┌──
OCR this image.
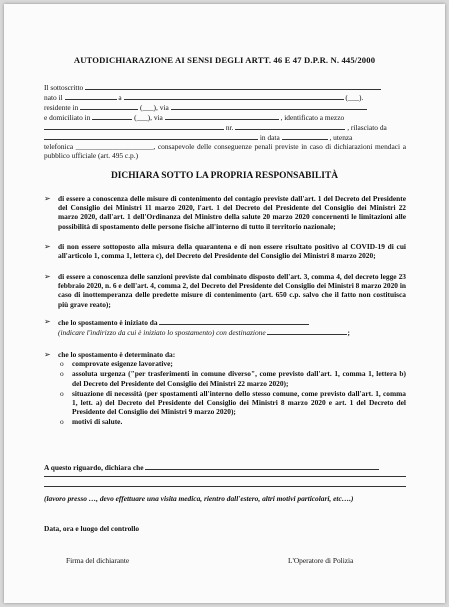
AUTODICHIARAZIONE AI SENSI DEGLI ARTT. 46 E 47 D.P.R. N. 445/2000
Il sottoscritto
nato il	a	(___).
residente in	(___), via
e domiciliato in	(___), via	, identificato a mezzo
nr.	, rilasciato da
in data	, utenza
telefonica _____________________, consapevole delle conseguenze penali previste in caso di dichiarazioni mendaci a pubblico ufficiale (art. 495 c.p.)
DICHIARA SOTTO LA PROPRIA RESPONSABILITÀ
➢ di essere a conoscenza delle misure di contenimento del contagio previste dall'art. 1 del Decreto del Presidente del Consiglio dei Ministri 11 marzo 2020, l'art. 1 del Decreto del Presidente del Consiglio dei Ministri 22 marzo 2020, dall'art. 1 dell'Ordinanza del Ministro della salute 20 marzo 2020 concernenti le limitazioni alle possibilità di spostamento delle persone fisiche all'interno di tutto il territorio nazionale;
➢ di non essere sottoposto alla misura della quarantena e di non essere risultato positivo al COVID-19 di cui all'articolo 1, comma 1, lettera c), del Decreto del Presidente del Consiglio dei Ministri 8 marzo 2020;
➢ di essere a conoscenza delle sanzioni previste dal combinato disposto dell'art. 3, comma 4, del decreto legge 23 febbraio 2020, n. 6 e dell'art. 4, comma 2, del Decreto del Presidente del Consiglio dei Ministri 8 marzo 2020 in caso di inottemperanza delle predette misure di contenimento (art. 650 c.p. salvo che il fatto non costituisca più grave reato);
➢ che lo spostamento è iniziato da
(indicare l'indirizzo da cui è iniziato lo spostamento) con destinazione	;
➢ che lo spostamento è determinato da:
o comprovate esigenze lavorative;
o assoluta urgenza ("per trasferimenti in comune diverso", come previsto dall'art. 1, comma 1, lettera b) del Decreto del Presidente del Consiglio dei Ministri 22 marzo 2020);
o situazione di necessità (per spostamenti all'interno dello stesso comune, come previsto dall'art. 1, comma 1, lett. a) del Decreto del Presidente del Consiglio dei Ministri 8 marzo 2020 e art. 1 del Decreto del Presidente del Consiglio dei Ministri 9 marzo 2020);
o motivi di salute.
A questo riguardo, dichiara che
(lavoro presso …, devo effettuare una visita medica, rientro dall'estero, altri motivi particolari, etc….)
Data, ora e luogo del controllo
Firma del dichiarante	L'Operatore di Polizia
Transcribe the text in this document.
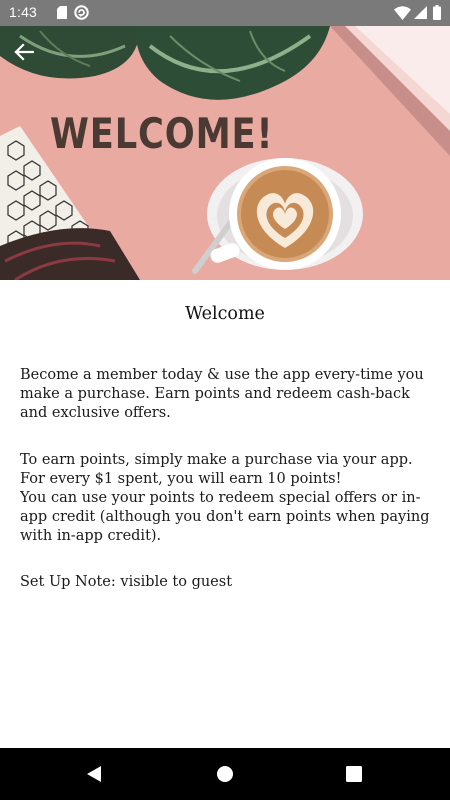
1:43
WELCOME!
Welcome
Become a member today & use the app every-time you make a purchase. Earn points and redeem cash-back and exclusive offers.
To earn points, simply make a purchase via your app.
For every $1 spent, you will earn 10 points!
You can use your points to redeem special offers or in-app credit (although you don't earn points when paying with in-app credit).
Set Up Note: visible to guest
└──
GOAL: Repeat the records above exactly, leaving out any pictures they contain.

WRITTEN SOLUTION:
OCR this image.
AUTODICHIARAZIONE AI SENSI DEGLI ARTT. 46 E 47 D.P.R. N. 445/2000
Il sottoscritto
nato il	a	(___).
residente in	(___), via
e domiciliato in	(___), via	, identificato a mezzo
nr.	, rilasciato da
in data	, utenza
telefonica _____________________, consapevole delle conseguenze penali previste in caso di dichiarazioni mendaci a pubblico ufficiale (art. 495 c.p.)
DICHIARA SOTTO LA PROPRIA RESPONSABILITÀ
➢ di essere a conoscenza delle misure di contenimento del contagio previste dall'art. 1 del Decreto del Presidente del Consiglio dei Ministri 11 marzo 2020, l'art. 1 del Decreto del Presidente del Consiglio dei Ministri 22 marzo 2020, dall'art. 1 dell'Ordinanza del Ministro della salute 20 marzo 2020 concernenti le limitazioni alle possibilità di spostamento delle persone fisiche all'interno di tutto il territorio nazionale;
➢ di non essere sottoposto alla misura della quarantena e di non essere risultato positivo al COVID-19 di cui all'articolo 1, comma 1, lettera c), del Decreto del Presidente del Consiglio dei Ministri 8 marzo 2020;
➢ di essere a conoscenza delle sanzioni previste dal combinato disposto dell'art. 3, comma 4, del decreto legge 23 febbraio 2020, n. 6 e dell'art. 4, comma 2, del Decreto del Presidente del Consiglio dei Ministri 8 marzo 2020 in caso di inottemperanza delle predette misure di contenimento (art. 650 c.p. salvo che il fatto non costituisca più grave reato);
➢ che lo spostamento è iniziato da
(indicare l'indirizzo da cui è iniziato lo spostamento) con destinazione	;
➢ che lo spostamento è determinato da:
o comprovate esigenze lavorative;
o assoluta urgenza ("per trasferimenti in comune diverso", come previsto dall'art. 1, comma 1, lettera b) del Decreto del Presidente del Consiglio dei Ministri 22 marzo 2020);
o situazione di necessità (per spostamenti all'interno dello stesso comune, come previsto dall'art. 1, comma 1, lett. a) del Decreto del Presidente del Consiglio dei Ministri 8 marzo 2020 e art. 1 del Decreto del Presidente del Consiglio dei Ministri 9 marzo 2020);
o motivi di salute.
A questo riguardo, dichiara che
(lavoro presso …, devo effettuare una visita medica, rientro dall'estero, altri motivi particolari, etc….)
Data, ora e luogo del controllo
Firma del dichiarante	L'Operatore di Polizia
Transcribe the text in this document.
1:43
WELCOME!
Welcome
Become a member today & use the app every-time you make a purchase. Earn points and redeem cash-back and exclusive offers.
To earn points, simply make a purchase via your app.
For every $1 spent, you will earn 10 points!
You can use your points to redeem special offers or in-app credit (although you don't earn points when paying with in-app credit).
Set Up Note: visible to guest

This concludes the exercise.